Task to complete:
Copy every line of the listing that holds the string "depth".

Records to use:
========================================
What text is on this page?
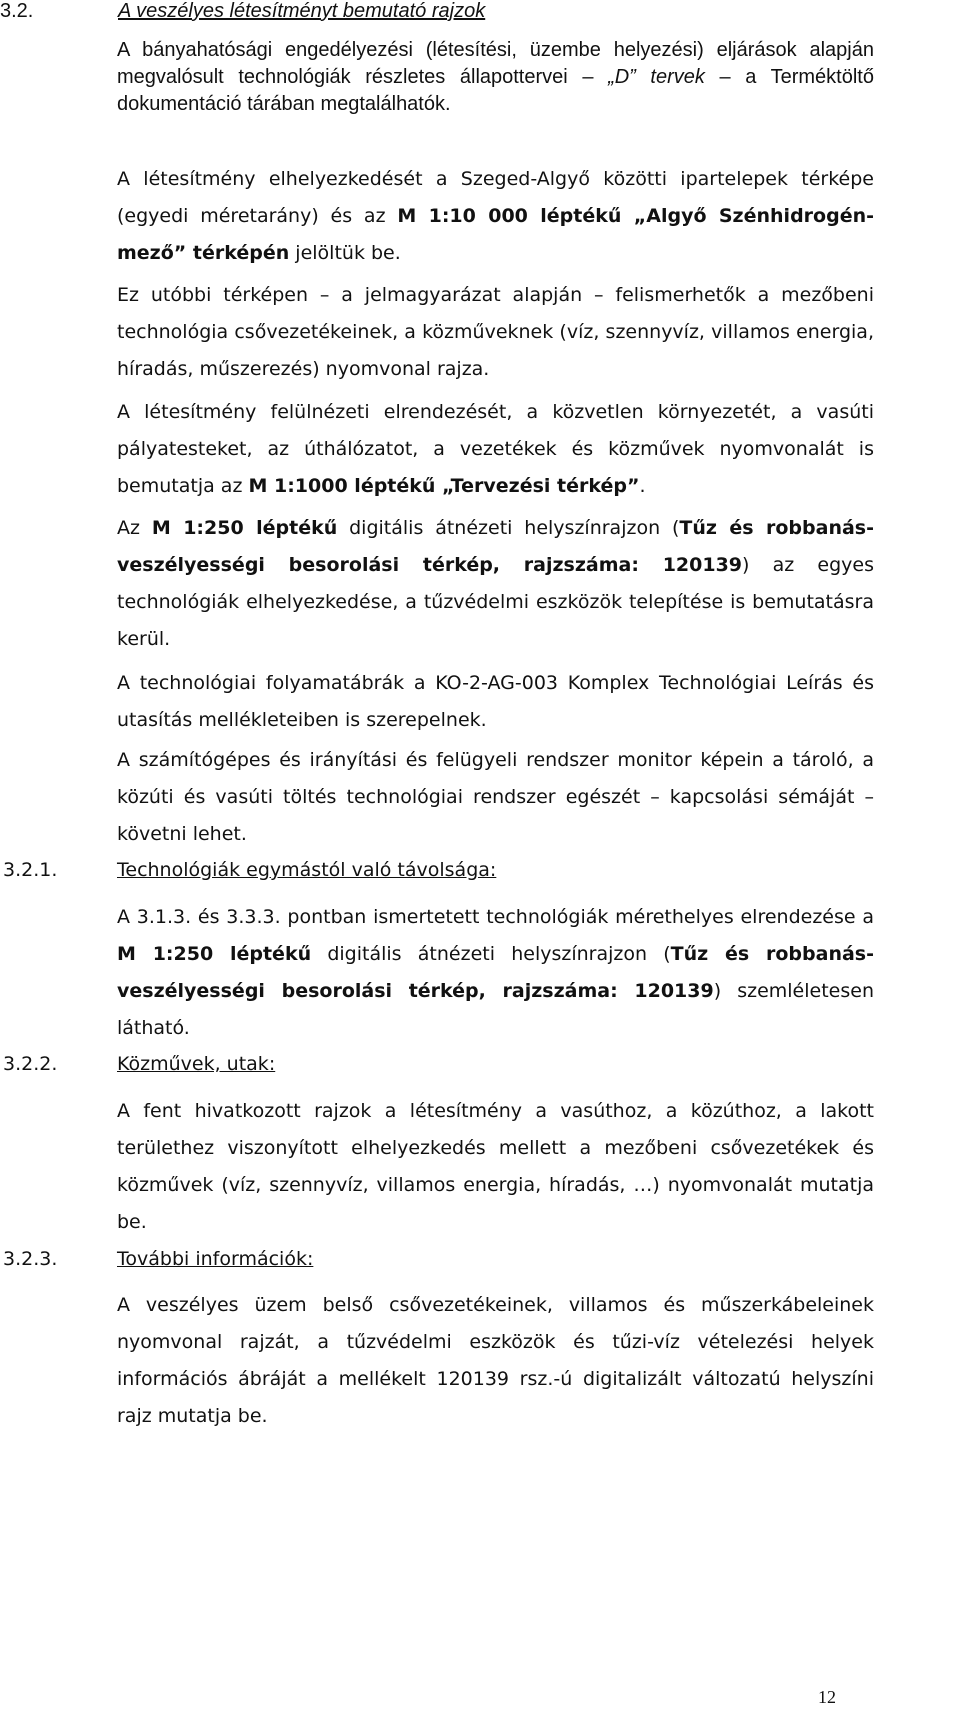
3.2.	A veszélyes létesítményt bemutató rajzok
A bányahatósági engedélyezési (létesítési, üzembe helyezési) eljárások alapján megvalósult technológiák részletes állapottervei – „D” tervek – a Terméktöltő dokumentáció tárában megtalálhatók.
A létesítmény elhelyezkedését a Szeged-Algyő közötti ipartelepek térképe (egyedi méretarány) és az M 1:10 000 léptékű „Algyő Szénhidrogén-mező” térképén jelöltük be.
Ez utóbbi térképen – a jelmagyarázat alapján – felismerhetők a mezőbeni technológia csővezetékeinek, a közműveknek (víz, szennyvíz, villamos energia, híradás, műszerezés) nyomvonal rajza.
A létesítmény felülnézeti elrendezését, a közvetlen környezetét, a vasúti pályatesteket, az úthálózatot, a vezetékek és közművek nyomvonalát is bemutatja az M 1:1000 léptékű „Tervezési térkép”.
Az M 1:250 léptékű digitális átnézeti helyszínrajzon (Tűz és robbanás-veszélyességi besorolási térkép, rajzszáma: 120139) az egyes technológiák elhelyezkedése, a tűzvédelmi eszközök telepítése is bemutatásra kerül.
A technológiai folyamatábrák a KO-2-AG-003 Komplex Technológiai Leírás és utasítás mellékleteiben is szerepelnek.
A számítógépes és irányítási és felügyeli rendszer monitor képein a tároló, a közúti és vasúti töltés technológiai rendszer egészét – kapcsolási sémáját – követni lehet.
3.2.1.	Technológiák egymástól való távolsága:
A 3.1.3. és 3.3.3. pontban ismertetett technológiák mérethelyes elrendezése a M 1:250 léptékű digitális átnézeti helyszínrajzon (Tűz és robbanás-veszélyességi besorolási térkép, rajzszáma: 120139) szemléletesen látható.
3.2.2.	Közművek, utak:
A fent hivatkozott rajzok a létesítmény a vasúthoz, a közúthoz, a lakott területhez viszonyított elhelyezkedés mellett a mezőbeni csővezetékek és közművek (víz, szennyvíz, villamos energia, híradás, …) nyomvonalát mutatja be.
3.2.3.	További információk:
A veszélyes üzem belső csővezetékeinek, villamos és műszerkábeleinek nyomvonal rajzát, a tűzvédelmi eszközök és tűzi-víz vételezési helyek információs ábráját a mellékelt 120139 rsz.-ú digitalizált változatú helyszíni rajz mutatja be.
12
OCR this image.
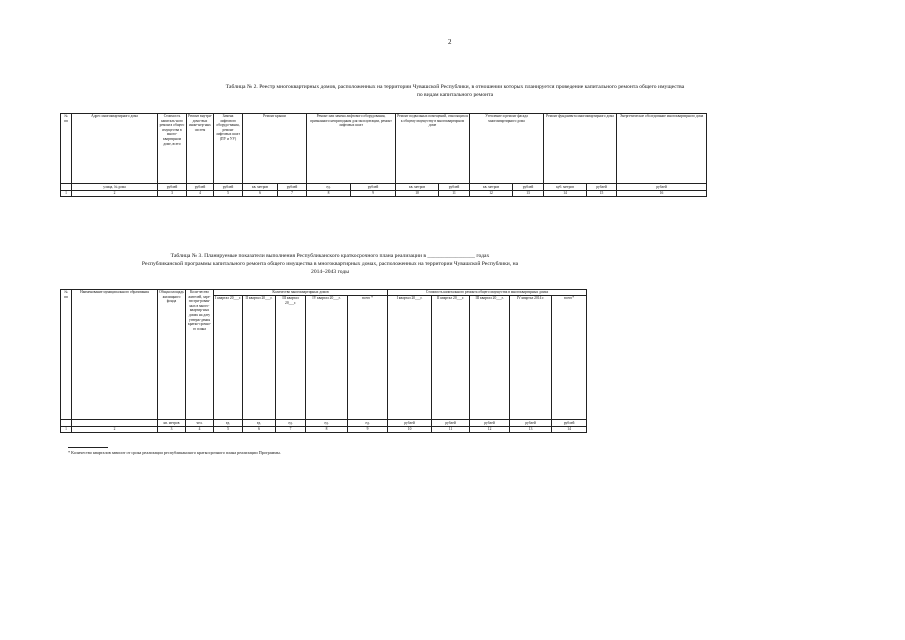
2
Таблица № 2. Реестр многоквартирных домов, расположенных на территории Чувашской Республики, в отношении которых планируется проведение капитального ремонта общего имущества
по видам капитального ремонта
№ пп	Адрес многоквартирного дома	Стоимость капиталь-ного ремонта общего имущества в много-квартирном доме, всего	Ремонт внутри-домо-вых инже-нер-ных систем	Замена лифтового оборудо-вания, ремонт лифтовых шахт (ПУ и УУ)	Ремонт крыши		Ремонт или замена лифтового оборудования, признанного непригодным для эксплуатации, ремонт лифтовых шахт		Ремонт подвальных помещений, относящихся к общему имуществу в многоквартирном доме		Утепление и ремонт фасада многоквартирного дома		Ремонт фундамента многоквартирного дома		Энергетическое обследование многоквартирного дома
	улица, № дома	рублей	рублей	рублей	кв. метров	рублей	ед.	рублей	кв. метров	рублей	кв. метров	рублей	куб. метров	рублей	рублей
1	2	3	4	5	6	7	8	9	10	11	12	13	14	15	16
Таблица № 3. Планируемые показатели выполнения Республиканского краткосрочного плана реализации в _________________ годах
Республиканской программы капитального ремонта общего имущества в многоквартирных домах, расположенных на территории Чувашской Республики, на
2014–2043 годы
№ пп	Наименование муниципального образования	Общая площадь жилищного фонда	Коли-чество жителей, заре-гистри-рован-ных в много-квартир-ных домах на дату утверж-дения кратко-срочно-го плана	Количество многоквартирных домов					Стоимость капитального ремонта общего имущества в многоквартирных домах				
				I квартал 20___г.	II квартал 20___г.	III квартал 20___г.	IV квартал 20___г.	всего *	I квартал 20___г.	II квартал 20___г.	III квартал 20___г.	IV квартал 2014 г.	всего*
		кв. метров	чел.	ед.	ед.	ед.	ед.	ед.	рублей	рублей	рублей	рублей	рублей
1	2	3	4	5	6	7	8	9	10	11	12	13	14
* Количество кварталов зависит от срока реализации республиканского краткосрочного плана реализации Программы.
========================================
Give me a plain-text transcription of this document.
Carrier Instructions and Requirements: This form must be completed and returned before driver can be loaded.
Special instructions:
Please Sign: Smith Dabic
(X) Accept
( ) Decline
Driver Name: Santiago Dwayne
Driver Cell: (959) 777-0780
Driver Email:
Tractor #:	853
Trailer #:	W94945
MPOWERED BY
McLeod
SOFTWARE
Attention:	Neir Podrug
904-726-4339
========================================
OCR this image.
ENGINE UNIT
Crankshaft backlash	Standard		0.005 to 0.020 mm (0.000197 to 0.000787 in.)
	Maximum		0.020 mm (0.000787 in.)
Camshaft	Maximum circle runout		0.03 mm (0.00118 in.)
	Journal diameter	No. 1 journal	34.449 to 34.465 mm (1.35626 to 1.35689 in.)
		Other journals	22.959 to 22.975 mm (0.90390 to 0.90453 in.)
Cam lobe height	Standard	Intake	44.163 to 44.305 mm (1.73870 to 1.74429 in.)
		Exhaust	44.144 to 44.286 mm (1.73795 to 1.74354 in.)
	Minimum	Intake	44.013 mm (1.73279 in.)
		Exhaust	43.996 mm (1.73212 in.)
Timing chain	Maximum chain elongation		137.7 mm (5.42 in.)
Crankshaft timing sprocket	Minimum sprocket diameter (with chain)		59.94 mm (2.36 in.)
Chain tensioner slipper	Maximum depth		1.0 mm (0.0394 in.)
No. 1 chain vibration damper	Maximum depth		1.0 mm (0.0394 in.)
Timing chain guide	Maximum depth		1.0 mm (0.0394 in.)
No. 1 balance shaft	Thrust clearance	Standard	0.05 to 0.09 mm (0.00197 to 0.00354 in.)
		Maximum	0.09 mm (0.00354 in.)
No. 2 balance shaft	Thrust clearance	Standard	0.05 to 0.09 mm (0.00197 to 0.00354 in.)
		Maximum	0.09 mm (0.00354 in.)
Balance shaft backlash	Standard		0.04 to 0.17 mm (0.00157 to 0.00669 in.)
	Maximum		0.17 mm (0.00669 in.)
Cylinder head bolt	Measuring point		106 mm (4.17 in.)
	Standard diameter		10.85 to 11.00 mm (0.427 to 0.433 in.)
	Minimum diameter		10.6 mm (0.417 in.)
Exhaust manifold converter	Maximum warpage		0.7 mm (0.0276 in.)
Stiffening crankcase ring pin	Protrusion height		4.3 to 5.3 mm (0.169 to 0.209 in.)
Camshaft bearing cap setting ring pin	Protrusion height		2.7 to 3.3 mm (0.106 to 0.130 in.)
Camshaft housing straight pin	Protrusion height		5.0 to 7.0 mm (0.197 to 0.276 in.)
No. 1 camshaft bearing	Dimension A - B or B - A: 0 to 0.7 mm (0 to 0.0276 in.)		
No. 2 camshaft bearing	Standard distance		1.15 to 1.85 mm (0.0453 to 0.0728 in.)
========================================
Answer for the task:
Chain tensioner slipper	Maximum depth		1.0 mm (0.0394 in.)
No. 1 chain vibration damper	Maximum depth		1.0 mm (0.0394 in.)
Timing chain guide	Maximum depth		1.0 mm (0.0394 in.)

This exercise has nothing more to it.